_Data entries_
★ ★ ★ ★ ★ ★ ★

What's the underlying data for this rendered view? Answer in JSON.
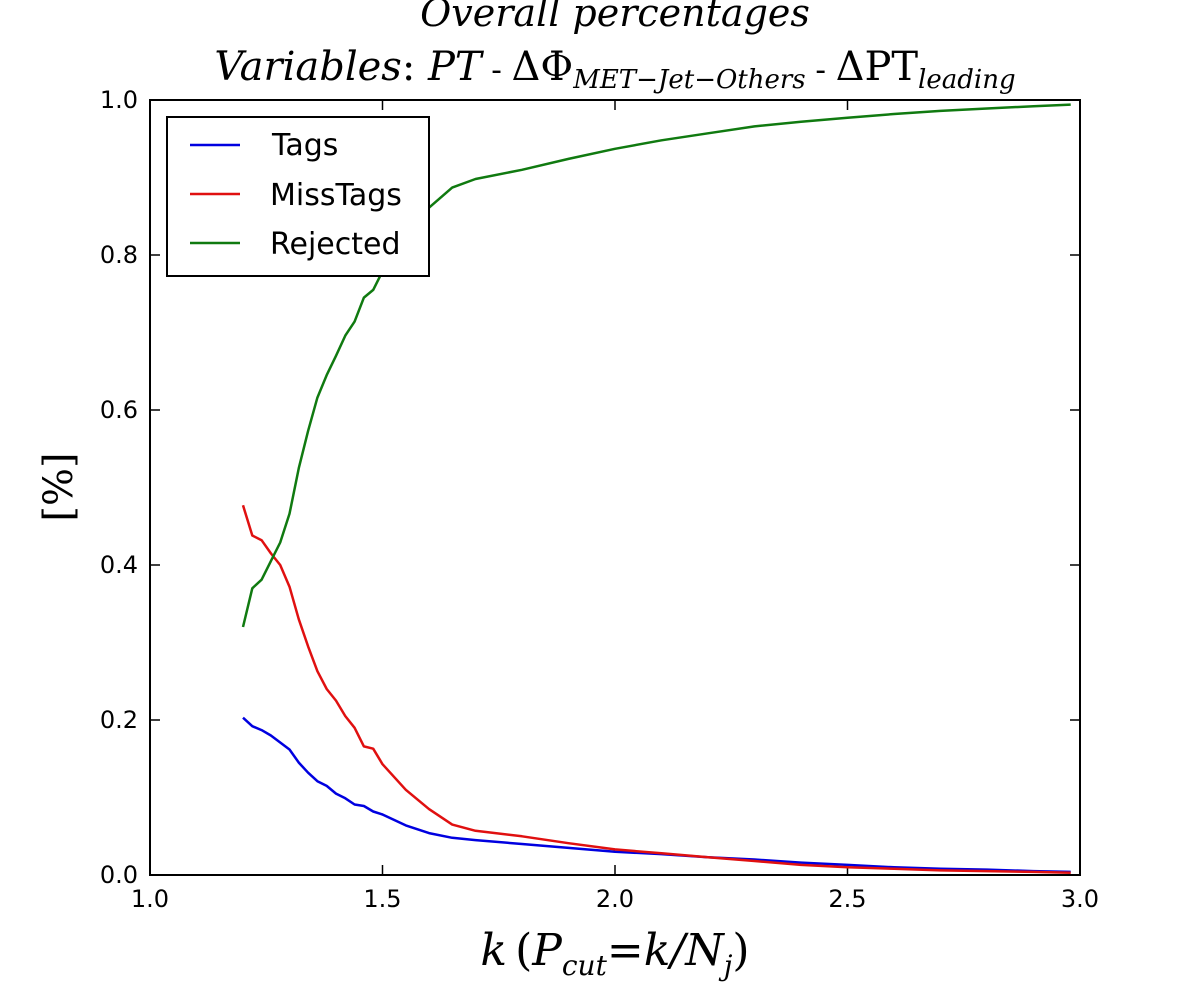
{
  "chart_data": {
    "type": "line",
    "title_line1": "Overall percentages",
    "title_line2": {
      "prefix": "Variables",
      "colon": ": ",
      "v1": "PT",
      "sep": " - ",
      "v2_main": "ΔΦ",
      "v2_sub": "MET−Jet−Others",
      "v3_main": "ΔPT",
      "v3_sub": "leading"
    },
    "ylabel": "[%]",
    "xlabel": {
      "k": "k",
      "open": "(",
      "P": "P",
      "P_sub": "cut",
      "eq": "=",
      "rhs": "k/N",
      "N_sub": "j",
      "close": ")"
    },
    "xlim": [
      1.0,
      3.0
    ],
    "ylim": [
      0.0,
      1.0
    ],
    "x_ticks": [
      "1.0",
      "1.5",
      "2.0",
      "2.5",
      "3.0"
    ],
    "y_ticks": [
      "0.0",
      "0.2",
      "0.4",
      "0.6",
      "0.8",
      "1.0"
    ],
    "legend": {
      "placement": "top-left"
    },
    "x": [
      1.2,
      1.22,
      1.24,
      1.26,
      1.28,
      1.3,
      1.32,
      1.34,
      1.36,
      1.38,
      1.4,
      1.42,
      1.44,
      1.46,
      1.48,
      1.5,
      1.55,
      1.6,
      1.65,
      1.7,
      1.8,
      1.9,
      2.0,
      2.1,
      2.2,
      2.3,
      2.4,
      2.5,
      2.6,
      2.7,
      2.8,
      2.9,
      2.98
    ],
    "series": [
      {
        "name": "Tags",
        "color": "#0000e0",
        "values": [
          0.203,
          0.192,
          0.187,
          0.18,
          0.171,
          0.162,
          0.145,
          0.132,
          0.121,
          0.115,
          0.105,
          0.099,
          0.091,
          0.089,
          0.082,
          0.078,
          0.064,
          0.054,
          0.048,
          0.045,
          0.04,
          0.035,
          0.03,
          0.027,
          0.023,
          0.02,
          0.016,
          0.013,
          0.01,
          0.008,
          0.007,
          0.005,
          0.004
        ]
      },
      {
        "name": "MissTags",
        "color": "#e01010",
        "values": [
          0.477,
          0.438,
          0.432,
          0.415,
          0.4,
          0.372,
          0.33,
          0.295,
          0.263,
          0.24,
          0.225,
          0.205,
          0.19,
          0.166,
          0.163,
          0.143,
          0.11,
          0.085,
          0.065,
          0.057,
          0.05,
          0.041,
          0.033,
          0.028,
          0.023,
          0.018,
          0.013,
          0.01,
          0.008,
          0.006,
          0.005,
          0.004,
          0.003
        ]
      },
      {
        "name": "Rejected",
        "color": "#107a10",
        "values": [
          0.32,
          0.37,
          0.381,
          0.405,
          0.429,
          0.466,
          0.525,
          0.573,
          0.616,
          0.645,
          0.67,
          0.696,
          0.714,
          0.745,
          0.755,
          0.779,
          0.826,
          0.861,
          0.887,
          0.898,
          0.91,
          0.924,
          0.937,
          0.948,
          0.957,
          0.966,
          0.972,
          0.977,
          0.982,
          0.986,
          0.989,
          0.992,
          0.994
        ]
      }
    ]
  }
}
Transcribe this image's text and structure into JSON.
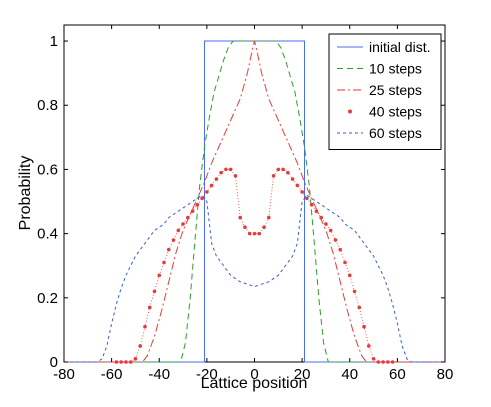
{
  "chart_data": {
    "type": "line",
    "xlabel": "Lattice position",
    "ylabel": "Probability",
    "xlim": [
      -80,
      80
    ],
    "ylim": [
      0,
      1.05
    ],
    "xticks": [
      "-80",
      "-60",
      "-40",
      "-20",
      "0",
      "20",
      "40",
      "60",
      "80"
    ],
    "yticks": [
      "0",
      "0.2",
      "0.4",
      "0.6",
      "0.8",
      "1"
    ],
    "grid": false,
    "legend_position": "top-right",
    "series": [
      {
        "name": "initial dist.",
        "color": "#4a6cf0",
        "style": "solid",
        "x": [
          -80,
          -21,
          -21,
          21,
          21,
          80
        ],
        "y": [
          0,
          0,
          1,
          1,
          0,
          0
        ]
      },
      {
        "name": "10 steps",
        "color": "#2aa02a",
        "style": "dashed",
        "x": [
          -80,
          -31,
          -29,
          -27,
          -25,
          -23,
          -21,
          -19,
          -17,
          -15,
          -13,
          -11,
          -9,
          9,
          11,
          13,
          15,
          17,
          19,
          21,
          23,
          25,
          27,
          29,
          31,
          80
        ],
        "y": [
          0,
          0,
          0.06,
          0.2,
          0.38,
          0.55,
          0.67,
          0.76,
          0.84,
          0.89,
          0.94,
          0.98,
          1.0,
          1.0,
          0.98,
          0.94,
          0.89,
          0.84,
          0.76,
          0.67,
          0.55,
          0.38,
          0.2,
          0.06,
          0,
          0
        ]
      },
      {
        "name": "25 steps",
        "color": "#e83a3a",
        "style": "dashdot",
        "x": [
          -80,
          -47,
          -45,
          -42,
          -39,
          -36,
          -33,
          -30,
          -27,
          -24,
          -21,
          -18,
          -15,
          -12,
          -9,
          -6,
          -3,
          -1,
          0,
          1,
          3,
          6,
          9,
          12,
          15,
          18,
          21,
          24,
          27,
          30,
          33,
          36,
          39,
          42,
          45,
          47,
          80
        ],
        "y": [
          0,
          0,
          0.02,
          0.08,
          0.16,
          0.25,
          0.34,
          0.41,
          0.46,
          0.51,
          0.56,
          0.62,
          0.67,
          0.72,
          0.77,
          0.82,
          0.9,
          0.97,
          1.0,
          0.97,
          0.9,
          0.82,
          0.77,
          0.72,
          0.67,
          0.62,
          0.56,
          0.51,
          0.46,
          0.41,
          0.34,
          0.25,
          0.16,
          0.08,
          0.02,
          0,
          0
        ]
      },
      {
        "name": "40 steps",
        "color": "#e83a3a",
        "style": "dots",
        "x": [
          -80,
          -58,
          -56,
          -54,
          -52,
          -50,
          -48,
          -46,
          -44,
          -42,
          -40,
          -38,
          -36,
          -34,
          -32,
          -30,
          -28,
          -26,
          -24,
          -22,
          -20,
          -18,
          -16,
          -14,
          -12,
          -10,
          -8,
          -6,
          -4,
          -2,
          0,
          2,
          4,
          6,
          8,
          10,
          12,
          14,
          16,
          18,
          20,
          22,
          24,
          26,
          28,
          30,
          32,
          34,
          36,
          38,
          40,
          42,
          44,
          46,
          48,
          50,
          52,
          54,
          56,
          58,
          80
        ],
        "y": [
          0,
          0,
          0,
          0,
          0,
          0.01,
          0.05,
          0.11,
          0.17,
          0.22,
          0.27,
          0.31,
          0.35,
          0.38,
          0.41,
          0.43,
          0.45,
          0.47,
          0.49,
          0.51,
          0.53,
          0.55,
          0.57,
          0.59,
          0.6,
          0.6,
          0.58,
          0.45,
          0.42,
          0.4,
          0.4,
          0.4,
          0.42,
          0.45,
          0.58,
          0.6,
          0.6,
          0.59,
          0.57,
          0.55,
          0.53,
          0.51,
          0.49,
          0.47,
          0.45,
          0.43,
          0.41,
          0.38,
          0.35,
          0.31,
          0.27,
          0.22,
          0.17,
          0.11,
          0.05,
          0.01,
          0,
          0,
          0,
          0,
          0
        ]
      },
      {
        "name": "60 steps",
        "color": "#3b5bd6",
        "style": "dashed-fine",
        "x": [
          -80,
          -66,
          -64,
          -62,
          -60,
          -58,
          -56,
          -54,
          -52,
          -50,
          -48,
          -46,
          -44,
          -42,
          -40,
          -38,
          -36,
          -34,
          -32,
          -30,
          -28,
          -26,
          -24,
          -22,
          -20,
          -18,
          -16,
          -14,
          -12,
          -10,
          -8,
          -6,
          -4,
          -2,
          0,
          2,
          4,
          6,
          8,
          10,
          12,
          14,
          16,
          18,
          20,
          22,
          24,
          26,
          28,
          30,
          32,
          34,
          36,
          38,
          40,
          42,
          44,
          46,
          48,
          50,
          52,
          54,
          56,
          58,
          60,
          62,
          64,
          66,
          80
        ],
        "y": [
          0,
          0,
          0.01,
          0.05,
          0.12,
          0.18,
          0.23,
          0.27,
          0.3,
          0.33,
          0.35,
          0.37,
          0.39,
          0.41,
          0.42,
          0.43,
          0.45,
          0.46,
          0.47,
          0.48,
          0.49,
          0.5,
          0.51,
          0.52,
          0.5,
          0.37,
          0.33,
          0.31,
          0.29,
          0.27,
          0.26,
          0.25,
          0.245,
          0.24,
          0.235,
          0.24,
          0.245,
          0.25,
          0.26,
          0.27,
          0.29,
          0.31,
          0.33,
          0.37,
          0.5,
          0.52,
          0.51,
          0.5,
          0.49,
          0.48,
          0.47,
          0.46,
          0.45,
          0.43,
          0.42,
          0.41,
          0.39,
          0.37,
          0.35,
          0.33,
          0.3,
          0.27,
          0.23,
          0.18,
          0.12,
          0.05,
          0.01,
          0,
          0
        ]
      }
    ]
  }
}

★ ★ ★ ★ ★ ★ ★

_WRITTEN REQUEST_
Count the lines in which the string "name" appears, then report only that figure.

_RESPONSE BELOW_
8